#### DIRECTIONS FOR THIS TASK:
Select every line below containing the word "JSON".

[Dataset items]
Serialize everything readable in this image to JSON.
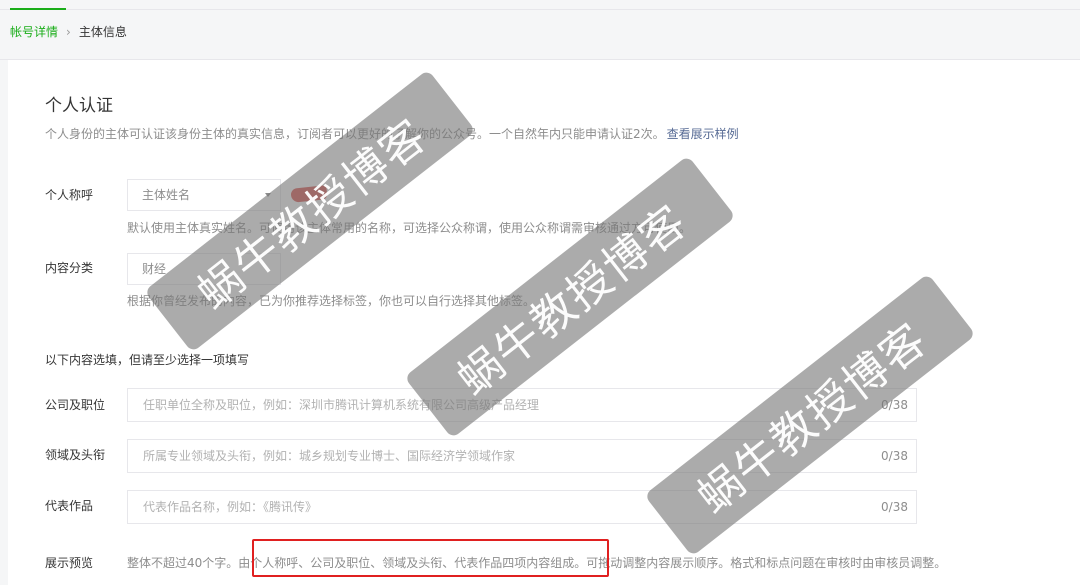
{
  "breadcrumb": {
    "link": "帐号详情",
    "separator": "›",
    "current": "主体信息"
  },
  "section": {
    "title": "个人认证",
    "description": "个人身份的主体可认证该身份主体的真实信息，订阅者可以更好的了解你的公众号。一个自然年内只能申请认证2次。",
    "example_link": "查看展示样例"
  },
  "fields": {
    "personal_title": {
      "label": "个人称呼",
      "value": "主体姓名",
      "hint": "默认使用主体真实姓名。可使用该主体常用的名称，可选择公众称谓，使用公众称谓需审核通过方可使用。"
    },
    "content_category": {
      "label": "内容分类",
      "value": "财经",
      "hint": "根据你曾经发布的内容，已为你推荐选择标签，你也可以自行选择其他标签。"
    }
  },
  "optional_note": "以下内容选填，但请至少选择一项填写",
  "inputs": [
    {
      "label": "公司及职位",
      "placeholder": "任职单位全称及职位，例如：深圳市腾讯计算机系统有限公司高级产品经理",
      "counter": "0/38"
    },
    {
      "label": "领域及头衔",
      "placeholder": "所属专业领域及头衔，例如：城乡规划专业博士、国际经济学领域作家",
      "counter": "0/38"
    },
    {
      "label": "代表作品",
      "placeholder": "代表作品名称，例如：《腾讯传》",
      "counter": "0/38"
    }
  ],
  "preview": {
    "label": "展示预览",
    "text": "整体不超过40个字。由个人称呼、公司及职位、领域及头衔、代表作品四项内容组成。可拖动调整内容展示顺序。格式和标点问题在审核时由审核员调整。"
  },
  "watermark_text": "蜗牛教授博客",
  "colors": {
    "accent": "#1aad19",
    "link": "#576b95",
    "highlight": "#e02020"
  }
}
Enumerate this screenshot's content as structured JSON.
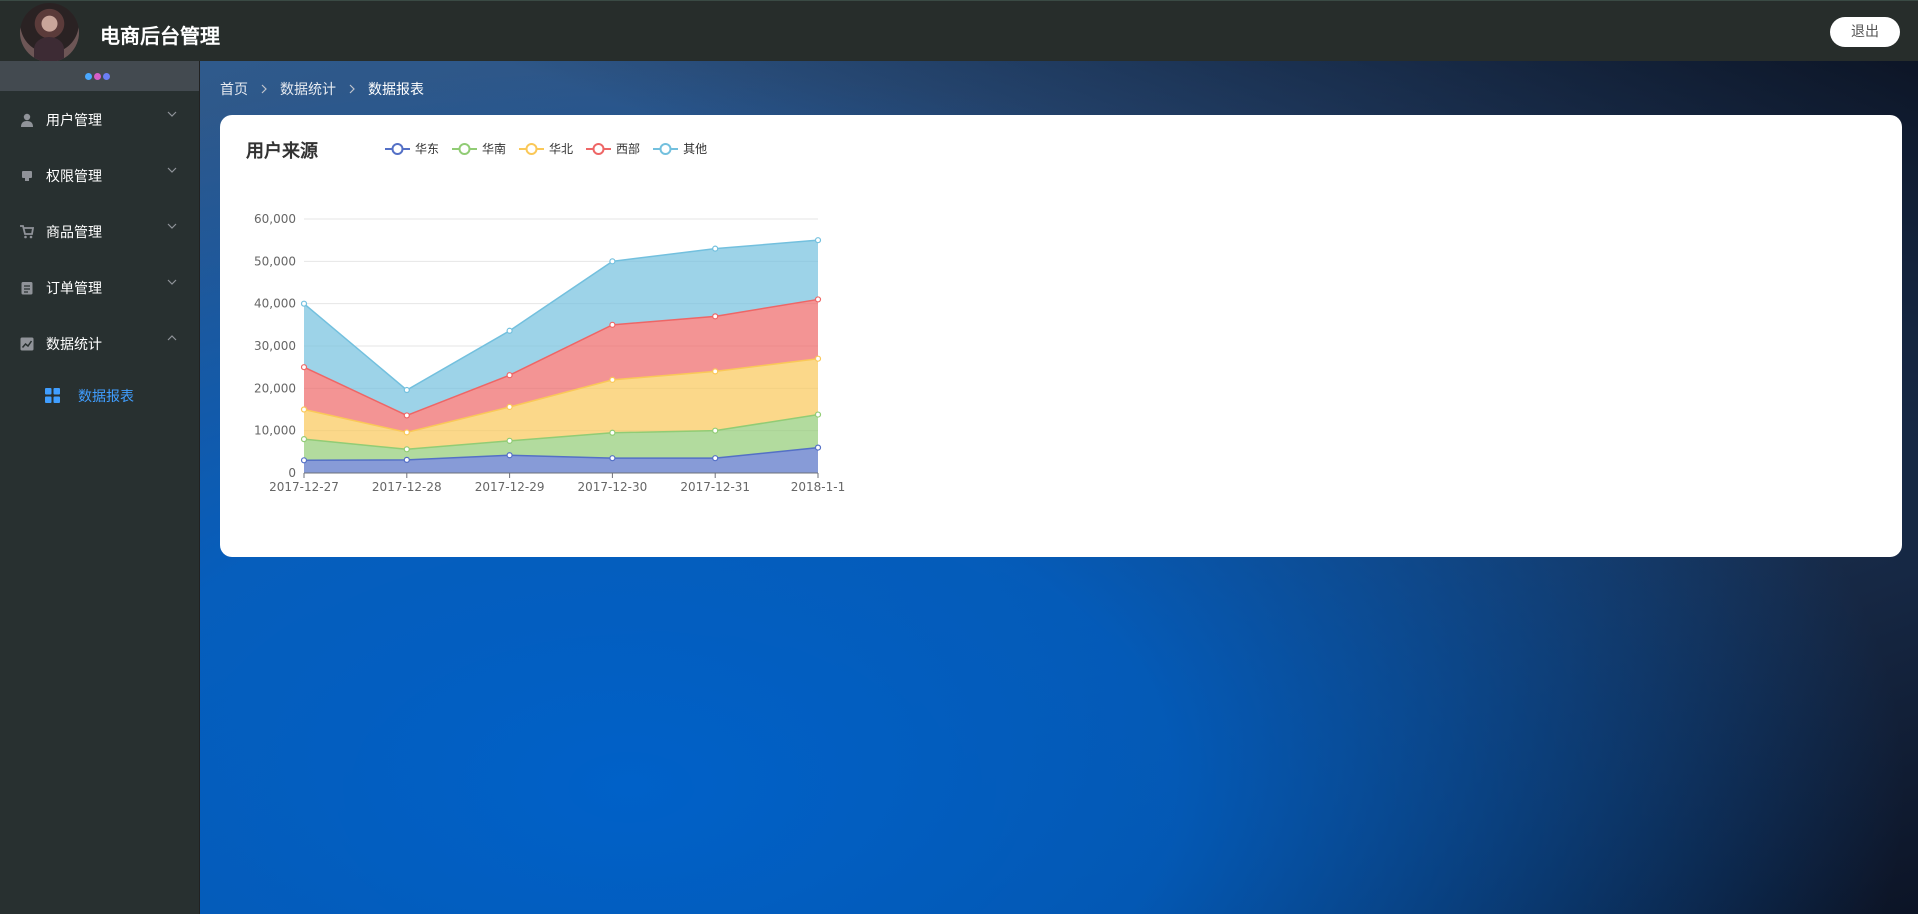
{
  "header": {
    "title": "电商后台管理",
    "logout_label": "退出"
  },
  "sidebar": {
    "toggle_dot_colors": [
      "#4aa8ff",
      "#d65ec8",
      "#6b7ff5"
    ],
    "items": [
      {
        "label": "用户管理",
        "icon": "user-icon"
      },
      {
        "label": "权限管理",
        "icon": "permission-icon"
      },
      {
        "label": "商品管理",
        "icon": "cart-icon"
      },
      {
        "label": "订单管理",
        "icon": "order-icon"
      },
      {
        "label": "数据统计",
        "icon": "stats-icon",
        "expanded": true,
        "children": [
          {
            "label": "数据报表",
            "icon": "grid-icon",
            "active": true
          }
        ]
      }
    ]
  },
  "breadcrumb": {
    "home": "首页",
    "section": "数据统计",
    "current": "数据报表"
  },
  "report": {
    "title": "用户来源"
  },
  "chart_data": {
    "type": "area",
    "stacked": true,
    "title": "用户来源",
    "x": [
      "2017-12-27",
      "2017-12-28",
      "2017-12-29",
      "2017-12-30",
      "2017-12-31",
      "2018-1-1"
    ],
    "ylim": [
      0,
      60000
    ],
    "yticks": [
      "0",
      "10,000",
      "20,000",
      "30,000",
      "40,000",
      "50,000",
      "60,000"
    ],
    "grid": true,
    "legend_position": "top",
    "series": [
      {
        "name": "华东",
        "color": "#5470c6",
        "values": [
          3000,
          3100,
          4200,
          3500,
          3500,
          6000
        ]
      },
      {
        "name": "华南",
        "color": "#91cc75",
        "values": [
          5000,
          2500,
          3400,
          6000,
          6500,
          7800
        ]
      },
      {
        "name": "华北",
        "color": "#fac858",
        "values": [
          7000,
          4000,
          8000,
          12500,
          14000,
          13200
        ]
      },
      {
        "name": "西部",
        "color": "#ee6666",
        "values": [
          10000,
          4000,
          7500,
          13000,
          13000,
          14000
        ]
      },
      {
        "name": "其他",
        "color": "#73c0de",
        "values": [
          15000,
          6000,
          10500,
          15000,
          16000,
          14000
        ]
      }
    ]
  }
}
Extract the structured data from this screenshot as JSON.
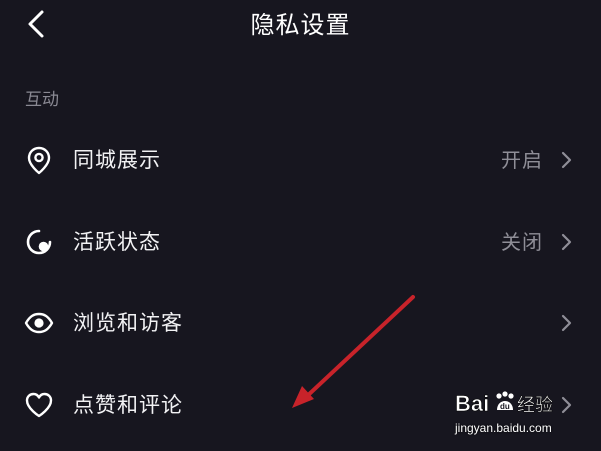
{
  "header": {
    "title": "隐私设置"
  },
  "section": {
    "label": "互动"
  },
  "rows": [
    {
      "label": "同城展示",
      "value": "开启",
      "icon": "location-pin-icon"
    },
    {
      "label": "活跃状态",
      "value": "关闭",
      "icon": "active-status-icon"
    },
    {
      "label": "浏览和访客",
      "value": "",
      "icon": "eye-icon"
    },
    {
      "label": "点赞和评论",
      "value": "",
      "icon": "heart-icon"
    }
  ],
  "watermark": {
    "logo_text": "Bai du 经验",
    "url": "jingyan.baidu.com"
  },
  "colors": {
    "background": "#17161f",
    "text_primary": "#f2f2f4",
    "text_secondary": "#8f8e97",
    "annotation_arrow": "#c8232a"
  }
}
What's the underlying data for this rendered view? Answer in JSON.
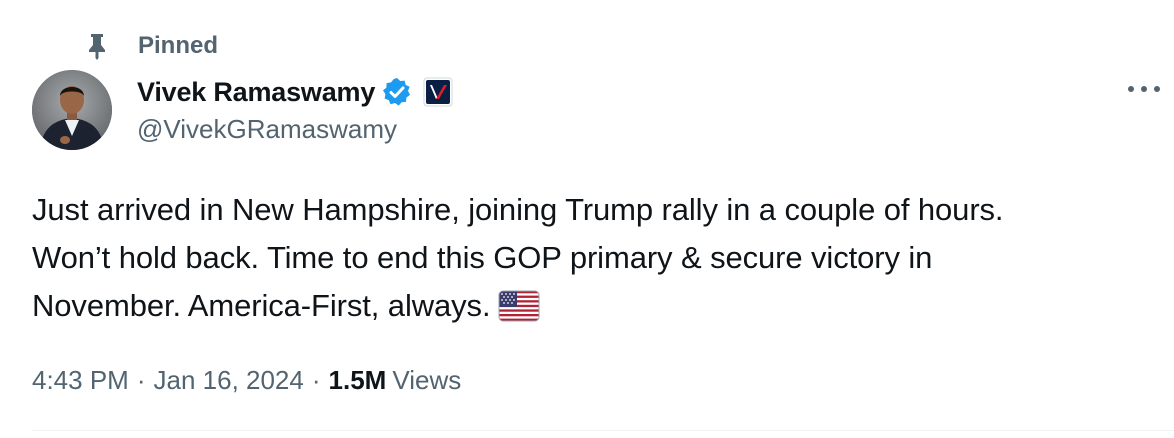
{
  "pinned": {
    "label": "Pinned",
    "icon": "pin-icon"
  },
  "author": {
    "display_name": "Vivek Ramaswamy",
    "handle": "@VivekGRamaswamy",
    "verified_icon": "verified-badge-icon",
    "affiliate_badge": "affiliate-badge-icon",
    "avatar": "profile-avatar"
  },
  "more_menu": {
    "icon": "more-options-icon"
  },
  "tweet": {
    "lines": [
      "Just arrived in New Hampshire, joining Trump rally in a couple of hours.",
      "Won’t hold back. Time to end this GOP primary & secure victory in",
      "November. America-First, always."
    ],
    "emoji": "us-flag-icon"
  },
  "meta": {
    "time": "4:43 PM",
    "separator": "·",
    "date": "Jan 16, 2024",
    "views_count": "1.5M",
    "views_label": "Views"
  },
  "colors": {
    "text_primary": "#0f1419",
    "text_secondary": "#536471",
    "verified_blue": "#1d9bf0",
    "divider": "#eff3f4"
  }
}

#### EXERCISE RESULT:
Serialize everything readable in this image to JSON.
Enumerate this screenshot's content as structured JSON.
Extract the structured data from this screenshot as JSON.
What's the underlying data for this rendered view? Answer in JSON.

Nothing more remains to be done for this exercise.